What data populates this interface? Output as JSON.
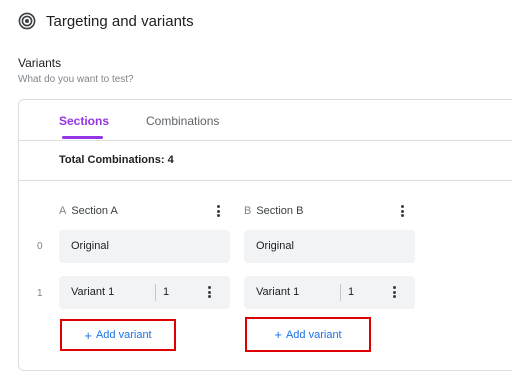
{
  "header": {
    "title": "Targeting and variants",
    "icon": "target-icon"
  },
  "variants": {
    "title": "Variants",
    "subtitle": "What do you want to test?"
  },
  "tabs": [
    {
      "label": "Sections",
      "active": true
    },
    {
      "label": "Combinations",
      "active": false
    }
  ],
  "total_combinations": "Total Combinations: 4",
  "sections": [
    {
      "letter": "A",
      "name": "Section A",
      "rows": [
        {
          "index": "0",
          "label": "Original"
        },
        {
          "index": "1",
          "label": "Variant 1",
          "weight": "1"
        }
      ],
      "add_label": "Add variant"
    },
    {
      "letter": "B",
      "name": "Section B",
      "rows": [
        {
          "label": "Original"
        },
        {
          "label": "Variant 1",
          "weight": "1"
        }
      ],
      "add_label": "Add variant"
    }
  ],
  "colors": {
    "accent": "#9334e6",
    "link": "#1a73e8",
    "highlight": "#e00000"
  }
}
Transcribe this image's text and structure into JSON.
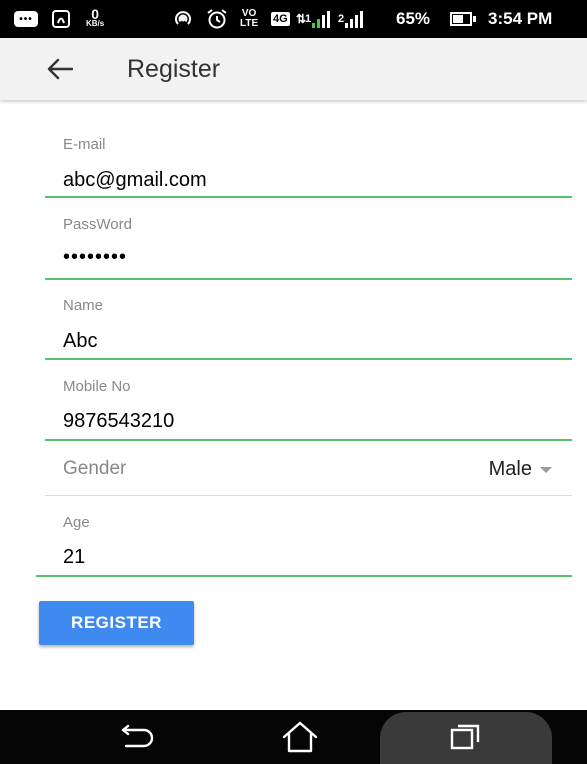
{
  "status_bar": {
    "message_icon": "message-icon",
    "nfc_icon": "nfc-icon",
    "speed_value": "0",
    "speed_unit": "KB/s",
    "hotspot_icon": "hotspot-icon",
    "alarm_icon": "alarm-icon",
    "volte_top": "VO",
    "volte_bottom": "LTE",
    "network_type": "4G",
    "sim1_label": "1",
    "sim2_label": "2",
    "battery_percent": "65%",
    "battery_level": 0.65,
    "time": "3:54 PM"
  },
  "app_bar": {
    "back_icon": "arrow-left-icon",
    "title": "Register"
  },
  "form": {
    "email": {
      "label": "E-mail",
      "value": "abc@gmail.com"
    },
    "password": {
      "label": "PassWord",
      "value": "••••••••"
    },
    "name": {
      "label": "Name",
      "value": "Abc"
    },
    "mobile": {
      "label": "Mobile No",
      "value": "9876543210"
    },
    "gender": {
      "label": "Gender",
      "value": "Male"
    },
    "age": {
      "label": "Age",
      "value": "21"
    },
    "accent_color": "#55c46d"
  },
  "register_button": {
    "label": "REGISTER",
    "color": "#3e8af0"
  },
  "nav_bar": {
    "back_icon": "nav-back-icon",
    "home_icon": "home-icon",
    "recent_icon": "recent-apps-icon"
  }
}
*-*-*
#### What is being asked:
Set the entries down again exactly. Do not include the images.

#### Result of this task:
What data populates this interface? Output as JSON.
{
  "header": {
    "title": "Targeting and variants",
    "icon": "target-icon"
  },
  "variants": {
    "title": "Variants",
    "subtitle": "What do you want to test?"
  },
  "tabs": [
    {
      "label": "Sections",
      "active": true
    },
    {
      "label": "Combinations",
      "active": false
    }
  ],
  "total_combinations": "Total Combinations: 4",
  "sections": [
    {
      "letter": "A",
      "name": "Section A",
      "rows": [
        {
          "index": "0",
          "label": "Original"
        },
        {
          "index": "1",
          "label": "Variant 1",
          "weight": "1"
        }
      ],
      "add_label": "Add variant"
    },
    {
      "letter": "B",
      "name": "Section B",
      "rows": [
        {
          "label": "Original"
        },
        {
          "label": "Variant 1",
          "weight": "1"
        }
      ],
      "add_label": "Add variant"
    }
  ],
  "colors": {
    "accent": "#9334e6",
    "link": "#1a73e8",
    "highlight": "#e00000"
  }
}
Transcribe this image's text and structure into JSON.
{
  "status_bar": {
    "message_icon": "message-icon",
    "nfc_icon": "nfc-icon",
    "speed_value": "0",
    "speed_unit": "KB/s",
    "hotspot_icon": "hotspot-icon",
    "alarm_icon": "alarm-icon",
    "volte_top": "VO",
    "volte_bottom": "LTE",
    "network_type": "4G",
    "sim1_label": "1",
    "sim2_label": "2",
    "battery_percent": "65%",
    "battery_level": 0.65,
    "time": "3:54 PM"
  },
  "app_bar": {
    "back_icon": "arrow-left-icon",
    "title": "Register"
  },
  "form": {
    "email": {
      "label": "E-mail",
      "value": "abc@gmail.com"
    },
    "password": {
      "label": "PassWord",
      "value": "••••••••"
    },
    "name": {
      "label": "Name",
      "value": "Abc"
    },
    "mobile": {
      "label": "Mobile No",
      "value": "9876543210"
    },
    "gender": {
      "label": "Gender",
      "value": "Male"
    },
    "age": {
      "label": "Age",
      "value": "21"
    },
    "accent_color": "#55c46d"
  },
  "register_button": {
    "label": "REGISTER",
    "color": "#3e8af0"
  },
  "nav_bar": {
    "back_icon": "nav-back-icon",
    "home_icon": "home-icon",
    "recent_icon": "recent-apps-icon"
  }
}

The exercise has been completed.